### [Written request]
In the listing below, count each line containing "device" and answer with the count only.

[Stored items from a collection]
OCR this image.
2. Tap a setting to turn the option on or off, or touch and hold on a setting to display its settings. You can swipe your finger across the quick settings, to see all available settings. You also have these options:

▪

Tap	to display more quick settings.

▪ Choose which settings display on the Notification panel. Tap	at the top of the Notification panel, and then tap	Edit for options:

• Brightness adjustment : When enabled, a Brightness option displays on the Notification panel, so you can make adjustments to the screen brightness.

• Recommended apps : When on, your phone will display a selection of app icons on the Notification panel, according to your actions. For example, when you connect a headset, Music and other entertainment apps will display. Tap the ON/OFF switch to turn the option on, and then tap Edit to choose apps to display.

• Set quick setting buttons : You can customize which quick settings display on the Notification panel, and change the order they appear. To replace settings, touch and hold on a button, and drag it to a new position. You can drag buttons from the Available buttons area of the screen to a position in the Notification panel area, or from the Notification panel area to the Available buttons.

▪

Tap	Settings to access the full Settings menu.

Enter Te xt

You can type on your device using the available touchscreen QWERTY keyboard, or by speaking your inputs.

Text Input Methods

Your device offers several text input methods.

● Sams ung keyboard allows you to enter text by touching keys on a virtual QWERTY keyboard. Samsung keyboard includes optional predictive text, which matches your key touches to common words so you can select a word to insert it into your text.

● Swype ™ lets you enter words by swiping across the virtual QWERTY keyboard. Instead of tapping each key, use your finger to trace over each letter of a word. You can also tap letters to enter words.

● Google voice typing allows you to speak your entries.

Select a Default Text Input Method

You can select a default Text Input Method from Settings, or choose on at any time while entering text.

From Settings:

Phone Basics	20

### [Final result]
2